Requirement - From the listing below, pull out every line where the string "弹性座封闸阀" appears.

Listed records -
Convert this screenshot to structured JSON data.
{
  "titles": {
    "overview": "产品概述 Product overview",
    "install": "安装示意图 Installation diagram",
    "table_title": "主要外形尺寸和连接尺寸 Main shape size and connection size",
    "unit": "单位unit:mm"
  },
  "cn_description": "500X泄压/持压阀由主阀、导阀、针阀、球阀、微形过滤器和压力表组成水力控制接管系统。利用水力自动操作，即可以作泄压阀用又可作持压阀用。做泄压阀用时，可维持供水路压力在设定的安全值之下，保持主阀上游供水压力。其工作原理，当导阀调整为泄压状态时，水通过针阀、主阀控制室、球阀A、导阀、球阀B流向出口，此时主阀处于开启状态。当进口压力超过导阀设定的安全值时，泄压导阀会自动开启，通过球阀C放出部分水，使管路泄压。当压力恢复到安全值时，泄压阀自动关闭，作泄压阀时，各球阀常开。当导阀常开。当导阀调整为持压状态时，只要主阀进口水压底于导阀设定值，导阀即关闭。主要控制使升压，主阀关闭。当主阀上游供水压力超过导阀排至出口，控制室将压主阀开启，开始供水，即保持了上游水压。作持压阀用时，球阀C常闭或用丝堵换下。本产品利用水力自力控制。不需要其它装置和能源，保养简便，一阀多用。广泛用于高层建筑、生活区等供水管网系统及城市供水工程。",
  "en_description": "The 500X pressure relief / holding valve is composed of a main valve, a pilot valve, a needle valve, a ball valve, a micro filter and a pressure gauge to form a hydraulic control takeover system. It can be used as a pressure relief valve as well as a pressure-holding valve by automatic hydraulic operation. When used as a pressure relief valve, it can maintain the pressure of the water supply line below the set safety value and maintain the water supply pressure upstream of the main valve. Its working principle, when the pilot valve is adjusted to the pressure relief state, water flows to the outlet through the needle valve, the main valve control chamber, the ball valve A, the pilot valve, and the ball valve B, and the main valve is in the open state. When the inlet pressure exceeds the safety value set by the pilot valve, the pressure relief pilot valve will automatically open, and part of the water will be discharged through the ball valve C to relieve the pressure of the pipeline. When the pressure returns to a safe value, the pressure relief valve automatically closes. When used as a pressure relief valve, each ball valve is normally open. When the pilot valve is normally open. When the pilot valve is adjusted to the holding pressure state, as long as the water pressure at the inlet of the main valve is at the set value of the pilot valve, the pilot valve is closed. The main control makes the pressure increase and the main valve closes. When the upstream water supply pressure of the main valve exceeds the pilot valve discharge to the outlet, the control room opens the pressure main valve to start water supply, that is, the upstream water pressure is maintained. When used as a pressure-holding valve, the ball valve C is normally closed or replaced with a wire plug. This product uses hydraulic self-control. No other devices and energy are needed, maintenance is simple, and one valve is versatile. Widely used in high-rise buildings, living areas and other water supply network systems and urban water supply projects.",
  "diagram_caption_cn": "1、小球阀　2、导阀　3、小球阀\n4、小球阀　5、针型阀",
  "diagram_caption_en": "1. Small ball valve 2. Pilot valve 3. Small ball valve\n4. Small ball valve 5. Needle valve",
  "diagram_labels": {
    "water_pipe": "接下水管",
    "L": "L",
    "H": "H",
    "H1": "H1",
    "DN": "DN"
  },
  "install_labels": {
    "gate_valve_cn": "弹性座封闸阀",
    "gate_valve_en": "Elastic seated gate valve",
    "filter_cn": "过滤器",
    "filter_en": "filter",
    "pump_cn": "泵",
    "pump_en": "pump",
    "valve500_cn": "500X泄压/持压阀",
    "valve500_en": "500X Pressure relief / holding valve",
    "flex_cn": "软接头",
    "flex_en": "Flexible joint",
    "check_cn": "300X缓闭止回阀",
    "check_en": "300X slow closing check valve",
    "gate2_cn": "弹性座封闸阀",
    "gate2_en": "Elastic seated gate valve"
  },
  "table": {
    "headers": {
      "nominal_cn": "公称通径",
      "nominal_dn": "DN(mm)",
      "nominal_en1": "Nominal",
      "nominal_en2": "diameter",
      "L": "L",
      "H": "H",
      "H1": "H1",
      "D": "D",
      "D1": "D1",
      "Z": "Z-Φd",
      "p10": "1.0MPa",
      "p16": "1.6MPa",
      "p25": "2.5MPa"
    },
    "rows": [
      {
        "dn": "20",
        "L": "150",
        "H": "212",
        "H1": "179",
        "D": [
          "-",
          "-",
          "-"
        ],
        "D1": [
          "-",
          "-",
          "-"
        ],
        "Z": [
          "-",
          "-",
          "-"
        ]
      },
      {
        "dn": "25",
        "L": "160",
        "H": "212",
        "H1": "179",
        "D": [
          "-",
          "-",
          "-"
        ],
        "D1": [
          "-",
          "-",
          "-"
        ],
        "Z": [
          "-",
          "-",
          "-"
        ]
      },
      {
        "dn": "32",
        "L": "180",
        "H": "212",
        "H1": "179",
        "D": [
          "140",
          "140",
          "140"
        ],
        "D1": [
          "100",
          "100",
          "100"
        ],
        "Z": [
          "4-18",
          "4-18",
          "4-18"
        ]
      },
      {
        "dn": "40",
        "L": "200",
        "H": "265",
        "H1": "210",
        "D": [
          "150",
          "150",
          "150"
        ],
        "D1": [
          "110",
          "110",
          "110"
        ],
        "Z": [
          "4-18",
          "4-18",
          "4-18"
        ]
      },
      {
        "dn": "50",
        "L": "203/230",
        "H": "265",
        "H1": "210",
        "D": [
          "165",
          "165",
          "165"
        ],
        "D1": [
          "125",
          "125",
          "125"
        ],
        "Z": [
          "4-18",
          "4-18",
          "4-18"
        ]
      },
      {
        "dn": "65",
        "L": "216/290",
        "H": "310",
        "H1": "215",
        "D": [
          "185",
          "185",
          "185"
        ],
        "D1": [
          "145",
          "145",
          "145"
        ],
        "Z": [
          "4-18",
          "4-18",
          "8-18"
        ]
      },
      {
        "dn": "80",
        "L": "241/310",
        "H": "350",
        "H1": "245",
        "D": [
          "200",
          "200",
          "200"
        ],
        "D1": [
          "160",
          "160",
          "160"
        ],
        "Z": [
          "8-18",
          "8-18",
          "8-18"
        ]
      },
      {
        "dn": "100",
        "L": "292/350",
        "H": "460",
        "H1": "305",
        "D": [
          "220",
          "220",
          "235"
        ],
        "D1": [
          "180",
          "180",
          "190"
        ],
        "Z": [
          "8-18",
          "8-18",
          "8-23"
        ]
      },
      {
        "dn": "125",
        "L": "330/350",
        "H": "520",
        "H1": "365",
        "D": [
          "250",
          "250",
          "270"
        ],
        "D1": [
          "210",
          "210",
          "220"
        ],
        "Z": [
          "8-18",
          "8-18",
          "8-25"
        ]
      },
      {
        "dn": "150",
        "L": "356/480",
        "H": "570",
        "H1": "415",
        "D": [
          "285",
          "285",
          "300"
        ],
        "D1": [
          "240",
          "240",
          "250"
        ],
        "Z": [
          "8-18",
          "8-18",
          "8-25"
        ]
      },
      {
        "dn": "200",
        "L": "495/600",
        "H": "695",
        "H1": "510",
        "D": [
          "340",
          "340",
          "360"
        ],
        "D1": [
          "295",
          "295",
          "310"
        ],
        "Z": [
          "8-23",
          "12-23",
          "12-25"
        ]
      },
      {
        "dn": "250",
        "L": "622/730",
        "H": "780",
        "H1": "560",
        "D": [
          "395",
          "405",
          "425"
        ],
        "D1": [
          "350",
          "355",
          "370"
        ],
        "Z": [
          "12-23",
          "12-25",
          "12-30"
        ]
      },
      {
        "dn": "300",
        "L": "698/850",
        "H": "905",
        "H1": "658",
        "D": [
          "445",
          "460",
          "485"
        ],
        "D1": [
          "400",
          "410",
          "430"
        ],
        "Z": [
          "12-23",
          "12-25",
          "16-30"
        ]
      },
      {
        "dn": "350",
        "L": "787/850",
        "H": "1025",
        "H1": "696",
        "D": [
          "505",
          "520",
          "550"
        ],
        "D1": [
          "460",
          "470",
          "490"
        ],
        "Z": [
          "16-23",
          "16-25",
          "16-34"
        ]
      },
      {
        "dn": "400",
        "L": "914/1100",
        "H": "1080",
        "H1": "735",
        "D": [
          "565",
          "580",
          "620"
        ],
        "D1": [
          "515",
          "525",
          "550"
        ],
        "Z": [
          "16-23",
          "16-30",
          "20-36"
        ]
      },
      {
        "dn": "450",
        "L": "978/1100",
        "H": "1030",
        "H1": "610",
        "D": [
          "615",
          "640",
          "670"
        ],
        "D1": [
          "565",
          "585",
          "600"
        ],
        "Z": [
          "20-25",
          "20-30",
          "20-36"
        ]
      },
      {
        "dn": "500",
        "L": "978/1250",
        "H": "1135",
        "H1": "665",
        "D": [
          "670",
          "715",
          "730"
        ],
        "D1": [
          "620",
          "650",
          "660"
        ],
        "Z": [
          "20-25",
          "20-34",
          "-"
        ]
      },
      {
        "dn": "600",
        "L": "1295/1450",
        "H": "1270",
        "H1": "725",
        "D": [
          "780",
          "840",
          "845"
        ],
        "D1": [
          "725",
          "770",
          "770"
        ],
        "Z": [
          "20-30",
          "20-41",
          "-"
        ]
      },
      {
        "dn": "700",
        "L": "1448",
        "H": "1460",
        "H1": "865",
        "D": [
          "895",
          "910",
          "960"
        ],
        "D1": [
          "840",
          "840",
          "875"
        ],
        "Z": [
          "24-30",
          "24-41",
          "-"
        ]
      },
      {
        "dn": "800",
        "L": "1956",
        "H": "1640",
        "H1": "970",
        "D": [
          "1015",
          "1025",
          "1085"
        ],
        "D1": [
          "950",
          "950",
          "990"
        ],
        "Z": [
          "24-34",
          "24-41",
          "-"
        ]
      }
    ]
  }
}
---
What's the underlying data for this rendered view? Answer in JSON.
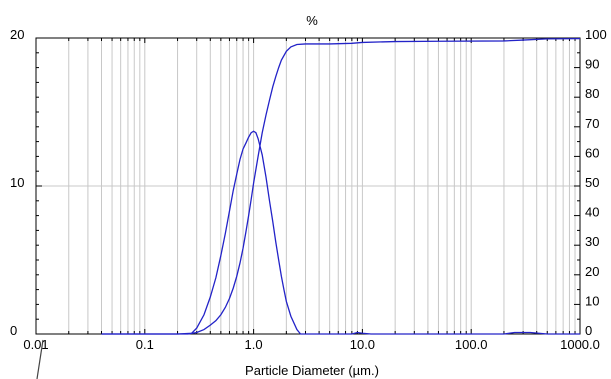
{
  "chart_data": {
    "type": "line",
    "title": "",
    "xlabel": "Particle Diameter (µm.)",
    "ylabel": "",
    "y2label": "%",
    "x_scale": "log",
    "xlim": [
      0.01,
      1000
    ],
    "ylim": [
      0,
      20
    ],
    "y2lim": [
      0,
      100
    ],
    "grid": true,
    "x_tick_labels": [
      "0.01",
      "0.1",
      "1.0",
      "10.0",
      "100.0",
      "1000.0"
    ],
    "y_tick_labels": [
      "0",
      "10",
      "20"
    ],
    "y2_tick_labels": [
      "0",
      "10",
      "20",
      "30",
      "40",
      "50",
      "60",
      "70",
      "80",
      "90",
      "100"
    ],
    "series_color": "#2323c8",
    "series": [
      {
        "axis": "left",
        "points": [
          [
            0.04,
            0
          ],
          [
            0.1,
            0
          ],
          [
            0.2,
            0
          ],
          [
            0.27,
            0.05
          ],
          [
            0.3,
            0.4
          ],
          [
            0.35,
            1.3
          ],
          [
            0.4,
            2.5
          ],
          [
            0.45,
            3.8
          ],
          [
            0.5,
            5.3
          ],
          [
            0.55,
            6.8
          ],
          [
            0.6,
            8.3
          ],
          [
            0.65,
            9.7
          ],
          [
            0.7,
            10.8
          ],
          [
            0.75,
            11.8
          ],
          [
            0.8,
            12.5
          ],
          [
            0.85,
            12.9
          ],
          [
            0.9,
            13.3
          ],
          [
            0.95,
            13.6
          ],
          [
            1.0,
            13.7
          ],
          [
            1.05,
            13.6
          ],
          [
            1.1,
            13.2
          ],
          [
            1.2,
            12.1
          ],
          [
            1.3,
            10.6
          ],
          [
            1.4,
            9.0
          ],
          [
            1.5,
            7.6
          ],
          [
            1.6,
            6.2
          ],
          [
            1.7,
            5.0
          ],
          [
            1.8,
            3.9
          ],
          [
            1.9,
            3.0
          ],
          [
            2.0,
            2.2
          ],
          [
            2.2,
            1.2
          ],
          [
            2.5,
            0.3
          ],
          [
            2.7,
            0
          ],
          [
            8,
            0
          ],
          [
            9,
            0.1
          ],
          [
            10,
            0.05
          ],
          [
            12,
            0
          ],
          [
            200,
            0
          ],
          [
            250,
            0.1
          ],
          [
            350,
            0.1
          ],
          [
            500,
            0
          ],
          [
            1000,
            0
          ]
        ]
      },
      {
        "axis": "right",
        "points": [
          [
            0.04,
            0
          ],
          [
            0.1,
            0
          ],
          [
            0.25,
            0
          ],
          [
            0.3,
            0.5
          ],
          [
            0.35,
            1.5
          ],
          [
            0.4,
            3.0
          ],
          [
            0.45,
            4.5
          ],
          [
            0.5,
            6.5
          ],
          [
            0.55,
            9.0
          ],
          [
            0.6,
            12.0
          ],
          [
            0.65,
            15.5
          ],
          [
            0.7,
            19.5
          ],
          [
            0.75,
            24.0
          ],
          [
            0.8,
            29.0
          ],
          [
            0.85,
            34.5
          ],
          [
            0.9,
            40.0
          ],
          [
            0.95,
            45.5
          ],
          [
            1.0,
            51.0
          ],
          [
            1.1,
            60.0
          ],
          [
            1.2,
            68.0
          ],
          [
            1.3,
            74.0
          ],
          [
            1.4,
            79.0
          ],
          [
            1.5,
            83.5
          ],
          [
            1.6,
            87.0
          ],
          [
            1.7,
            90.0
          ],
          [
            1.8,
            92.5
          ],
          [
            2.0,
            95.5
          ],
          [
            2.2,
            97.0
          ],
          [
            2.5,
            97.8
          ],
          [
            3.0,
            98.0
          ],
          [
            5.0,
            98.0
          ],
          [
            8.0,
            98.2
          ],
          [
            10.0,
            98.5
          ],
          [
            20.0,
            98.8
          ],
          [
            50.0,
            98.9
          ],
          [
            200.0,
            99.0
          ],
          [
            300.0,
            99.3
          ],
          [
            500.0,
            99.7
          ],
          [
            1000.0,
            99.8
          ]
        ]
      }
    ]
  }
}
* * *
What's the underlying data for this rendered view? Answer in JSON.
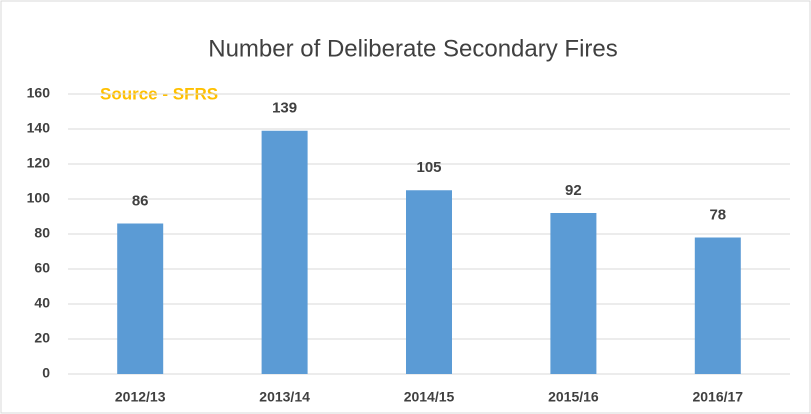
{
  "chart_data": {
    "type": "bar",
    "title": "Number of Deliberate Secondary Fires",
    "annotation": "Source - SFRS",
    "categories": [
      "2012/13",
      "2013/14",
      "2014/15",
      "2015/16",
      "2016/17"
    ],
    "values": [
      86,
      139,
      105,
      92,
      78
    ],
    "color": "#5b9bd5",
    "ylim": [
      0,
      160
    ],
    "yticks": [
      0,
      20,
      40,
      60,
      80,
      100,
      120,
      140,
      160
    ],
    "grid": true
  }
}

Written answer -
    "gate_valve_cn": "弹性座封闸阀",
    "gate2_cn": "弹性座封闸阀",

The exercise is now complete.